PROBLEM DESCRIPTION: Gather all lines in the entries below that include the word "defined".

+---+

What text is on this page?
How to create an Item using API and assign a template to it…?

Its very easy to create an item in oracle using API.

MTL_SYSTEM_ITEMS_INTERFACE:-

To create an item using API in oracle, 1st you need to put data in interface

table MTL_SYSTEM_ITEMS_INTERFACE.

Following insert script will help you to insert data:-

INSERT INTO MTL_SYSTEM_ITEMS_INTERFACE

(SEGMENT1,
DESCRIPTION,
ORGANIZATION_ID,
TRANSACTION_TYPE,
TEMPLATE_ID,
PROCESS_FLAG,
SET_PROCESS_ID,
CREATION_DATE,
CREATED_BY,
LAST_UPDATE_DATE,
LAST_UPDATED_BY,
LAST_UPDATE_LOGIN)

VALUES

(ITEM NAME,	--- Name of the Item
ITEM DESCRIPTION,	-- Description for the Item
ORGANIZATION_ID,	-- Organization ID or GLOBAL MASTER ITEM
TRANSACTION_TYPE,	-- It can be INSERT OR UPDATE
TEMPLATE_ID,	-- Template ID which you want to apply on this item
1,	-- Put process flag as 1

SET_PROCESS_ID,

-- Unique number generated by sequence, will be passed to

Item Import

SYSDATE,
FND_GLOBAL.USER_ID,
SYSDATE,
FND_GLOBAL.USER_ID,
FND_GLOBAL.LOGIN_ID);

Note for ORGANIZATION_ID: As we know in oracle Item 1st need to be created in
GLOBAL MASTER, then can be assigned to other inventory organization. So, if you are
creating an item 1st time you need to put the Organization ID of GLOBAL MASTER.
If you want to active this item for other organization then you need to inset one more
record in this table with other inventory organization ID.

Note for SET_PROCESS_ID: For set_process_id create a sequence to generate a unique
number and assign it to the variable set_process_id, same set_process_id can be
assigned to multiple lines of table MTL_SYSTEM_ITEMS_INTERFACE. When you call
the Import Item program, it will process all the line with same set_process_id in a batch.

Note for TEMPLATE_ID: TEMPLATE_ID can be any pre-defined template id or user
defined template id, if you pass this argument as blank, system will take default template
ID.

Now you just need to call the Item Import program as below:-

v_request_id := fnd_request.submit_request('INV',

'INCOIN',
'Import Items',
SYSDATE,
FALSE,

+---+

COMPLETE OUTPUT:
Note for TEMPLATE_ID: TEMPLATE_ID can be any pre-defined template id or user
defined template id, if you pass this argument as blank, system will take default template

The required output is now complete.